### [Provided information]

*****

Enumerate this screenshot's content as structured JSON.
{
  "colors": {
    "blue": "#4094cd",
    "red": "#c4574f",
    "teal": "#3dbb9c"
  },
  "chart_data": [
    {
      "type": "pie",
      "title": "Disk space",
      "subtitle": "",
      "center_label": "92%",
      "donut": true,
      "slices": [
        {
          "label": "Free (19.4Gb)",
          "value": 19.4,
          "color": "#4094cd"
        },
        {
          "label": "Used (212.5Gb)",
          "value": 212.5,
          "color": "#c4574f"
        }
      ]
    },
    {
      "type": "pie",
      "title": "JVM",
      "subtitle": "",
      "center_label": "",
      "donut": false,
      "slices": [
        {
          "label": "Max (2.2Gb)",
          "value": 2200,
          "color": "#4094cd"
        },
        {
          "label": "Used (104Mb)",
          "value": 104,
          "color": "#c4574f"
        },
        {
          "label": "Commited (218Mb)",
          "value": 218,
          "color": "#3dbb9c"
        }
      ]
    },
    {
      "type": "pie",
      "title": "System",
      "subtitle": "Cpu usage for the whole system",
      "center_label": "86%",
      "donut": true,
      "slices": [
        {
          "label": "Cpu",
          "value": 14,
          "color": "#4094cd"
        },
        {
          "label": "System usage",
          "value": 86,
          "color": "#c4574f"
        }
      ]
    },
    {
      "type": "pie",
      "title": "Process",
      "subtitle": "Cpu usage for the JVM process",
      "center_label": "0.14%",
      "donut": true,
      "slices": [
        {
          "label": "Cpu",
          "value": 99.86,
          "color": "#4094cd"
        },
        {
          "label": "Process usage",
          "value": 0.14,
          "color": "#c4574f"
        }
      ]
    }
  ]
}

*****

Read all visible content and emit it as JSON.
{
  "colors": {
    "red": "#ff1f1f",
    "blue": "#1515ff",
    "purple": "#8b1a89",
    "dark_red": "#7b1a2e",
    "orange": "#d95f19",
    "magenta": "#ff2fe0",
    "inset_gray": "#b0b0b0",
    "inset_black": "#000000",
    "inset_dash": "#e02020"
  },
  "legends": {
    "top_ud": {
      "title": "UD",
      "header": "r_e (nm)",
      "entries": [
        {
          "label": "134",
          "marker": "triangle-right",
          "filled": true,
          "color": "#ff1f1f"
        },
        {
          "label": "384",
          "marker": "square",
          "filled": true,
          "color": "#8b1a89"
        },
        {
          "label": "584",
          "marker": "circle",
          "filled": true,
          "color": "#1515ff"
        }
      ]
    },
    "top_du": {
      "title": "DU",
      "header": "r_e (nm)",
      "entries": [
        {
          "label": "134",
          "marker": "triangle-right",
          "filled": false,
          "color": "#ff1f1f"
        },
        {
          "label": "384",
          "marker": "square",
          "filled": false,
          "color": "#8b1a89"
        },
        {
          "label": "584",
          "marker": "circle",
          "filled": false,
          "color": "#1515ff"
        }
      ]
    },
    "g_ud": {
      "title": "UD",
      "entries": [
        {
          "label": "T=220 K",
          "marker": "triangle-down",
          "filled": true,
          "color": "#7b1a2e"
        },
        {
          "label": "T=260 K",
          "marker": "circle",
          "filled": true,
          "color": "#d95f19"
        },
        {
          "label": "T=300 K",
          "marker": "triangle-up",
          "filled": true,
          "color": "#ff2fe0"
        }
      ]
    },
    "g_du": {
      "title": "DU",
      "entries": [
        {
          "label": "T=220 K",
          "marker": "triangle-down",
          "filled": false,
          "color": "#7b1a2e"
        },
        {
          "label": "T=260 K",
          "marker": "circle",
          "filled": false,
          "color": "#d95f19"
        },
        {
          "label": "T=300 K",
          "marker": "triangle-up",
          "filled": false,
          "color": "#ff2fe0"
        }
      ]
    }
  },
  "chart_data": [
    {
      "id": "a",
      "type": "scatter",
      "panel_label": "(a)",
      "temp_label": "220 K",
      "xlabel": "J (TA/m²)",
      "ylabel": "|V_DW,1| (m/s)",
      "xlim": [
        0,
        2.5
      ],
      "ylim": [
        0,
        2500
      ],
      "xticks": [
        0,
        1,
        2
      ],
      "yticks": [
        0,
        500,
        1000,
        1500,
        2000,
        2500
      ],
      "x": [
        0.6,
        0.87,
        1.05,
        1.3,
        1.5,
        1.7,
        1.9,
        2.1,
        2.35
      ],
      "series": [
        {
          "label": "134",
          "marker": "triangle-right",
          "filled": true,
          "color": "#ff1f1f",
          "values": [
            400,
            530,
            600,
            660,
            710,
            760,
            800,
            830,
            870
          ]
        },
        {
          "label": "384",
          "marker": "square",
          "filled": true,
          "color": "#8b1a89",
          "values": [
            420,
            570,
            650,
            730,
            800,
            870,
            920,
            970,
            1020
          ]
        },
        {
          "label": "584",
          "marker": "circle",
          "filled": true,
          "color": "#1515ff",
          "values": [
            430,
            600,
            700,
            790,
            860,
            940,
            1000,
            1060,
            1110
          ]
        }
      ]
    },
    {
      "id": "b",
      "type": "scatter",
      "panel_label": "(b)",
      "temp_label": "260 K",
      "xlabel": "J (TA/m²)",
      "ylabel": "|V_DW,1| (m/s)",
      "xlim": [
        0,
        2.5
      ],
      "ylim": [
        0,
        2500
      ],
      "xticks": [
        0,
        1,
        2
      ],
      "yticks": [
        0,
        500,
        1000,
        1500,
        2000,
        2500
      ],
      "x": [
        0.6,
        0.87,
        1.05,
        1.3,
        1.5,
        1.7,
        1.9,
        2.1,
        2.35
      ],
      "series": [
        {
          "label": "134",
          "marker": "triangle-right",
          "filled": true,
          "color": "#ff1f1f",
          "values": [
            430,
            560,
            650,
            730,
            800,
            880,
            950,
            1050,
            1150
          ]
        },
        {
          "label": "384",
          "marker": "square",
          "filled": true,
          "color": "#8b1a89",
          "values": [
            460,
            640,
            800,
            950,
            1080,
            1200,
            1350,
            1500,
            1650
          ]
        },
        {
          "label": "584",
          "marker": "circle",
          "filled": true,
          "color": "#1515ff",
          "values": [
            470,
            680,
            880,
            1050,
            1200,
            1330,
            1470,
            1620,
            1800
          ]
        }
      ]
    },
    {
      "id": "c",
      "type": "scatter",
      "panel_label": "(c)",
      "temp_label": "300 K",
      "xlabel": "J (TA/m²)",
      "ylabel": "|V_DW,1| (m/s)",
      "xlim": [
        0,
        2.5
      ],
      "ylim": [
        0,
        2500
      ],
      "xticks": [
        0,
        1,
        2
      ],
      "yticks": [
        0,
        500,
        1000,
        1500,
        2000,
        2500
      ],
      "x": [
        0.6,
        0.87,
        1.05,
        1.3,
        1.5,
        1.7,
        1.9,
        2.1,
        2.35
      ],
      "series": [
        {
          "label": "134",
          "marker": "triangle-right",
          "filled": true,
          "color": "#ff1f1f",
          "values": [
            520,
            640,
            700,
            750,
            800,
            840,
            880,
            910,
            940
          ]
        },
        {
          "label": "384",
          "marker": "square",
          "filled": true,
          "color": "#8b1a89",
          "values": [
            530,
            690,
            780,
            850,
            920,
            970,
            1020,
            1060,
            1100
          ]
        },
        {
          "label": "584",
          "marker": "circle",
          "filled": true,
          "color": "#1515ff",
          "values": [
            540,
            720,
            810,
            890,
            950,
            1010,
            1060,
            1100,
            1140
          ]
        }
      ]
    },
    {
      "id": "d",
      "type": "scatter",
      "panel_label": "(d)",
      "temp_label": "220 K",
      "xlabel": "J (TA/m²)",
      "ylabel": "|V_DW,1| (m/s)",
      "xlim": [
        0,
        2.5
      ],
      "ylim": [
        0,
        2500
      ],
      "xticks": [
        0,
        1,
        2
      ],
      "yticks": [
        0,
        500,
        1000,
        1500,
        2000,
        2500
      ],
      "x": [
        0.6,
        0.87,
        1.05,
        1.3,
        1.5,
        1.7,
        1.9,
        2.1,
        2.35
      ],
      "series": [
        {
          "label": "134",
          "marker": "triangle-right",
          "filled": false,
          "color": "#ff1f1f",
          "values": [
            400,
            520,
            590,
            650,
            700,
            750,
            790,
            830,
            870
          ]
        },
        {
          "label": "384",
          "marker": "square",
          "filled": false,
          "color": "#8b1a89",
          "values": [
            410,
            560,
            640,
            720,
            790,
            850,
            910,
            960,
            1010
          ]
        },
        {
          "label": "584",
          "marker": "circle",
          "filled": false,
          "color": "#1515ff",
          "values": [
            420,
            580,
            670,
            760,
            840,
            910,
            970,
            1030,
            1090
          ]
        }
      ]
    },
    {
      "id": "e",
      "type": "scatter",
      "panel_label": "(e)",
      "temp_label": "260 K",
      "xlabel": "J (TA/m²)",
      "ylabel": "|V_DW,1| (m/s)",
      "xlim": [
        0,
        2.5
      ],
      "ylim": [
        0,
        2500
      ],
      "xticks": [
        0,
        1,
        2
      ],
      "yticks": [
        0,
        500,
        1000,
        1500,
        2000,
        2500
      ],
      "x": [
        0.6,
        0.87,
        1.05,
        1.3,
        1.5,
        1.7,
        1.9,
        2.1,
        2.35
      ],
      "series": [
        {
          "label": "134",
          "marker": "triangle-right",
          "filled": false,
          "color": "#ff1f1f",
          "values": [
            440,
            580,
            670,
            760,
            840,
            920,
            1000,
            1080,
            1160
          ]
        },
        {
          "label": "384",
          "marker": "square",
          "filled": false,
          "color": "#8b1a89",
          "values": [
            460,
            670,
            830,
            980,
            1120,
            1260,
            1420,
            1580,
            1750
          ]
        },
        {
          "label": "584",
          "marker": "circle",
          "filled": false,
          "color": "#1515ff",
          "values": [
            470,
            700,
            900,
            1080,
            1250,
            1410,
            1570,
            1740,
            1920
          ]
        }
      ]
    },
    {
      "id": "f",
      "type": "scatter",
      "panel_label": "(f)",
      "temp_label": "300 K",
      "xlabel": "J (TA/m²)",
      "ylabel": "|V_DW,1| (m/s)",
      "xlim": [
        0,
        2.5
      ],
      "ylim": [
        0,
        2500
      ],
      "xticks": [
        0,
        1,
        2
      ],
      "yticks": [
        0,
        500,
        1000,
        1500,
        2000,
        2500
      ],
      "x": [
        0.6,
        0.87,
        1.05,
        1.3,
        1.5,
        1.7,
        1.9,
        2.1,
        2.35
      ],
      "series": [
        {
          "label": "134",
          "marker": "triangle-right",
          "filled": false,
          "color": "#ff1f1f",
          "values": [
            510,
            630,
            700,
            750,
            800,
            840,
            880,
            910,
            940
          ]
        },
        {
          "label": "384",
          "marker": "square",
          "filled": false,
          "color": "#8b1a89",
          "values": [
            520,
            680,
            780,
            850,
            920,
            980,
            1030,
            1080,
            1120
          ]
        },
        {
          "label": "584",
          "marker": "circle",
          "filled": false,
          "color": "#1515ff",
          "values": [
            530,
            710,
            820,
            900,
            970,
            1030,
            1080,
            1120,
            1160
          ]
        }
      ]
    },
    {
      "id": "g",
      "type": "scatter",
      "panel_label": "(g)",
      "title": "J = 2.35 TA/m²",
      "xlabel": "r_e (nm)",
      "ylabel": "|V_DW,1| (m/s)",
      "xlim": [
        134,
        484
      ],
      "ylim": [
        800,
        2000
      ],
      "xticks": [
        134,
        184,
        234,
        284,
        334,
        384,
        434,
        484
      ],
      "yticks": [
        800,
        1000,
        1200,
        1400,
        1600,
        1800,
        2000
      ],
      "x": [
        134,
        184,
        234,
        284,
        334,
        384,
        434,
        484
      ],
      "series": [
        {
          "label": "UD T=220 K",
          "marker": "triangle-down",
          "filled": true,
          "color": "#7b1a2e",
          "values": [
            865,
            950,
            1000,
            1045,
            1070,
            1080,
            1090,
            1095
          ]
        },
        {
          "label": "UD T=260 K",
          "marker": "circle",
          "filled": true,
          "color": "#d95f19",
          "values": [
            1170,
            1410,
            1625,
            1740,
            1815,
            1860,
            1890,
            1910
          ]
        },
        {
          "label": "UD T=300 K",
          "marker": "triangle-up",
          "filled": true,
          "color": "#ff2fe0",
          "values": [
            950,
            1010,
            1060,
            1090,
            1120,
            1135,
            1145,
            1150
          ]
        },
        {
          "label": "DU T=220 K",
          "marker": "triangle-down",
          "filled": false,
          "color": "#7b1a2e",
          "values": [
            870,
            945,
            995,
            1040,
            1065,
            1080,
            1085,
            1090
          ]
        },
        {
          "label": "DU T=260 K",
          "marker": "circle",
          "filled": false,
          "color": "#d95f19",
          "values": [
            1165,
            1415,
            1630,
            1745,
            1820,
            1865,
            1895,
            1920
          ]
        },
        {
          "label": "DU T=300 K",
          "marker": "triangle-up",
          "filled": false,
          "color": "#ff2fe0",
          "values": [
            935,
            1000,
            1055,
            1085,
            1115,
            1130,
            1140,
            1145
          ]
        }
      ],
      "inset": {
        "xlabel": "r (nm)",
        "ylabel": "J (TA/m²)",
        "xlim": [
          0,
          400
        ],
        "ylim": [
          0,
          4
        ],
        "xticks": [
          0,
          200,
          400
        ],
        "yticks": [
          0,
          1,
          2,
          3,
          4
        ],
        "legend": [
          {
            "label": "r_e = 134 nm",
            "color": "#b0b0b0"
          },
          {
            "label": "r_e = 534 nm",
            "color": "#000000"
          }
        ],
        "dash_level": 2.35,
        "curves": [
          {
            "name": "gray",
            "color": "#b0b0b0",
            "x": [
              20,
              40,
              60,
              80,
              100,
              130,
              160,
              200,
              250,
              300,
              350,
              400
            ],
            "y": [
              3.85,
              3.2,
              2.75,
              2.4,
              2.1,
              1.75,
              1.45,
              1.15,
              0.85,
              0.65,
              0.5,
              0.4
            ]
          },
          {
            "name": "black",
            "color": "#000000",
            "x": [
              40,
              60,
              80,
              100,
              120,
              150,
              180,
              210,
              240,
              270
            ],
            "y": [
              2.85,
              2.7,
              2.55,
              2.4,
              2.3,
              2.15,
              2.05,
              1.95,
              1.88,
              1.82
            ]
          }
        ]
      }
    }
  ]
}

*****

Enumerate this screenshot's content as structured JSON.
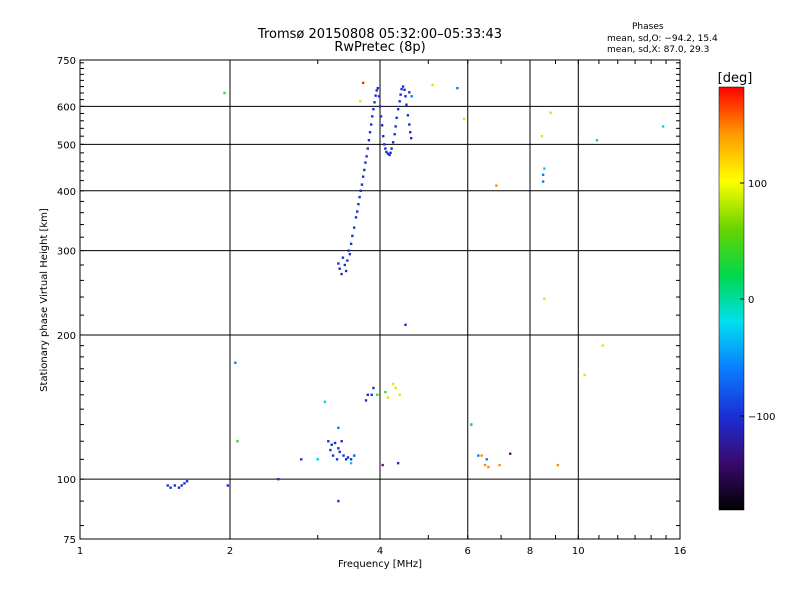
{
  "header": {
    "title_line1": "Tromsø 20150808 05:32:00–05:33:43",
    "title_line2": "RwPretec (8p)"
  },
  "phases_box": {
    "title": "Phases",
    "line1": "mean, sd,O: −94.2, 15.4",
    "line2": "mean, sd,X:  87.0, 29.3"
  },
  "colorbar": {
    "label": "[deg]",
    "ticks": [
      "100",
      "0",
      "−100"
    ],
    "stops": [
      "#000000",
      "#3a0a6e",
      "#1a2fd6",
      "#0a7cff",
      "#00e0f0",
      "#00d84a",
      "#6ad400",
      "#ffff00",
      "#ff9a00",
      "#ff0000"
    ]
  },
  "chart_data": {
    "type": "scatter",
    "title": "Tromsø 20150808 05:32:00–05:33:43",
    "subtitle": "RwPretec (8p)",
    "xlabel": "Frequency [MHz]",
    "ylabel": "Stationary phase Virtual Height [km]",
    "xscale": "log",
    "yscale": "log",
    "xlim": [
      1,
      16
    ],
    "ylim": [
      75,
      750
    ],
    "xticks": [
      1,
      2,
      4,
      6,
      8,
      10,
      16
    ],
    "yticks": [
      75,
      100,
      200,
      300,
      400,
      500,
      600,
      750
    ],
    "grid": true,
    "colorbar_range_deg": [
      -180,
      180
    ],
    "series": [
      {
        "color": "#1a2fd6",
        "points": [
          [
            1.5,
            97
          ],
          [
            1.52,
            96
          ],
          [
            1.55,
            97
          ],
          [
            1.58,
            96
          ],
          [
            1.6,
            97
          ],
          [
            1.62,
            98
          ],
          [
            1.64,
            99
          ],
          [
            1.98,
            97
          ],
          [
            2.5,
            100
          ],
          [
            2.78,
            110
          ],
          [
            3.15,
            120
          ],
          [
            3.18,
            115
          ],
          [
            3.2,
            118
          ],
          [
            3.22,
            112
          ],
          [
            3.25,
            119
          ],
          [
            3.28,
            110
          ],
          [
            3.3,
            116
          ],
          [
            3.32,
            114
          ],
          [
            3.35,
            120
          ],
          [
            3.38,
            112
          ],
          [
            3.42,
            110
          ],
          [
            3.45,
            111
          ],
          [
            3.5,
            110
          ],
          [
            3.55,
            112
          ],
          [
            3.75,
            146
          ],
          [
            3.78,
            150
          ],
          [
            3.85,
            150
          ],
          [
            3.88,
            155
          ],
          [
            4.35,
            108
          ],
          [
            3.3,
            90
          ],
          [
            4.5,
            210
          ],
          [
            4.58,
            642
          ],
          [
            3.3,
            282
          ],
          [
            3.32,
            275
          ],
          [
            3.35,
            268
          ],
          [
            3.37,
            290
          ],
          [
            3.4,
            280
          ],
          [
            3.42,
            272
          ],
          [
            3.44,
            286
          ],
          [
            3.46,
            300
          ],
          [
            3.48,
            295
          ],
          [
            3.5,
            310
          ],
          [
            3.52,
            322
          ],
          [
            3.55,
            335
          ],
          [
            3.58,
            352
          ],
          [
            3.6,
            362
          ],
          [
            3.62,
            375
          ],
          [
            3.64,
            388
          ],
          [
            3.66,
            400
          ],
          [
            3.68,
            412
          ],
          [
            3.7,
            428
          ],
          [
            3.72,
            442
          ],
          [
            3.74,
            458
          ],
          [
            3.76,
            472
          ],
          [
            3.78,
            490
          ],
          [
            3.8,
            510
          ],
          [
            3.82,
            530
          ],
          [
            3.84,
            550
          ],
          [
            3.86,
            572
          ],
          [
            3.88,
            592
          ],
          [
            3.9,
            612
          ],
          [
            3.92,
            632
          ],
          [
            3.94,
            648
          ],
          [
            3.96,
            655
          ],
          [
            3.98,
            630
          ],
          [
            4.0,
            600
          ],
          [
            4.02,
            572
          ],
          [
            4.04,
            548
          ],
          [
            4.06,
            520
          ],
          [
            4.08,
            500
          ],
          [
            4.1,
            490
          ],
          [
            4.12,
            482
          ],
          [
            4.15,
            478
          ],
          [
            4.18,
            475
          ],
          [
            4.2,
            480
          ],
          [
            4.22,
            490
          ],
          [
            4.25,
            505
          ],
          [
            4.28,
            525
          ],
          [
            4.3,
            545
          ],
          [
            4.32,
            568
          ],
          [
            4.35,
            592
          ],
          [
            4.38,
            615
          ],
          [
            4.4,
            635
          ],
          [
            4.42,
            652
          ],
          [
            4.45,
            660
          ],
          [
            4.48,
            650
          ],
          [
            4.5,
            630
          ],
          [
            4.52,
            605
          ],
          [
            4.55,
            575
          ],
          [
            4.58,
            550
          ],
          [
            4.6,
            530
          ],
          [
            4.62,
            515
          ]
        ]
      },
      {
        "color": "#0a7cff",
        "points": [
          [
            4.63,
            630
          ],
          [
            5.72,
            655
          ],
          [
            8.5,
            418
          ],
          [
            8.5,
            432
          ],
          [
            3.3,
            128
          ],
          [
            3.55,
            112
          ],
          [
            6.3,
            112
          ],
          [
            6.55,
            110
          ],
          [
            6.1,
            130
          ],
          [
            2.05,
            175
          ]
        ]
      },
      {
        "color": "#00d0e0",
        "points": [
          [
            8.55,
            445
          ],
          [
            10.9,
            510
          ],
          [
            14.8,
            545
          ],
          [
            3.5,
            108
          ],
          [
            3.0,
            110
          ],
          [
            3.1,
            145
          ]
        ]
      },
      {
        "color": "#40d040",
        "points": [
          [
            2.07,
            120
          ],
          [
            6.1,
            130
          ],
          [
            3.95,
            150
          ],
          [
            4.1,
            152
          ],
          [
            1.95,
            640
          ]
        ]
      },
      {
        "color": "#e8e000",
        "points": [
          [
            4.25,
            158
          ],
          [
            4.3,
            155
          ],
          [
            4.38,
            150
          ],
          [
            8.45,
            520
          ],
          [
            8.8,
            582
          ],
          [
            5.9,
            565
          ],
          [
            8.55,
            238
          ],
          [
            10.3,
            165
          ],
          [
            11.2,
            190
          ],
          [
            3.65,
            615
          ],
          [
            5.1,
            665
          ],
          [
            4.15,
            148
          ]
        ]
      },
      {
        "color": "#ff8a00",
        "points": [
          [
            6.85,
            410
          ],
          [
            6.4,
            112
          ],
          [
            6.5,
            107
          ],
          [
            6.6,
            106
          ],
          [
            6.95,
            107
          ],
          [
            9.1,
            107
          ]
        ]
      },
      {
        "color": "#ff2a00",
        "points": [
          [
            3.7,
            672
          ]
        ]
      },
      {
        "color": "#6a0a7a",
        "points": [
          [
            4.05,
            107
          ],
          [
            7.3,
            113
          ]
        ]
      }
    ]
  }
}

*****

### [Given instruction]
Copy the lines from the entries above in which the word "subtitle" appears.

### [Full answer]
      "subtitle": "",
      "subtitle": "",
      "subtitle": "Cpu usage for the whole system",
      "subtitle": "Cpu usage for the JVM process",
    "subtitle": "RwPretec (8p)",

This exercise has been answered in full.